- **YOUR OBJECTIVE**:
Read the lines that follow and pick out every one containing the word "Gmina".

- **RECORDS**:
^^^^^^^^^^^^^^^^

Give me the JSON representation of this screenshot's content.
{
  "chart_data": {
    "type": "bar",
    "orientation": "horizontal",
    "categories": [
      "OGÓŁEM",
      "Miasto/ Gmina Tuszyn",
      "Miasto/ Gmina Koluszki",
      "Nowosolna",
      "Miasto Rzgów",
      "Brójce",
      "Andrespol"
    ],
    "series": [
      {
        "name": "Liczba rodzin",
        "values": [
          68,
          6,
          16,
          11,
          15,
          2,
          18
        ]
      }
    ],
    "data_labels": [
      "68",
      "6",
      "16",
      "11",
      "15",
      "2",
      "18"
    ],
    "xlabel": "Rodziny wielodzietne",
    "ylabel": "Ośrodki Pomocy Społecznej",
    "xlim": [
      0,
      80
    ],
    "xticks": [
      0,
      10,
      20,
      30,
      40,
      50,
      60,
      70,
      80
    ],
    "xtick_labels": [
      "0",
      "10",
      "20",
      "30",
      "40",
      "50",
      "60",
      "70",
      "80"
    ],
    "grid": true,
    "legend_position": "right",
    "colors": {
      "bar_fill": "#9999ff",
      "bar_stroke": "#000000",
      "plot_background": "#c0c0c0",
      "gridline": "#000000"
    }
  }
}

^^^^^^^^^^^^^^^^

- **EXPECTED ANSWER**:
      "Miasto/ Gmina Tuszyn",
      "Miasto/ Gmina Koluszki",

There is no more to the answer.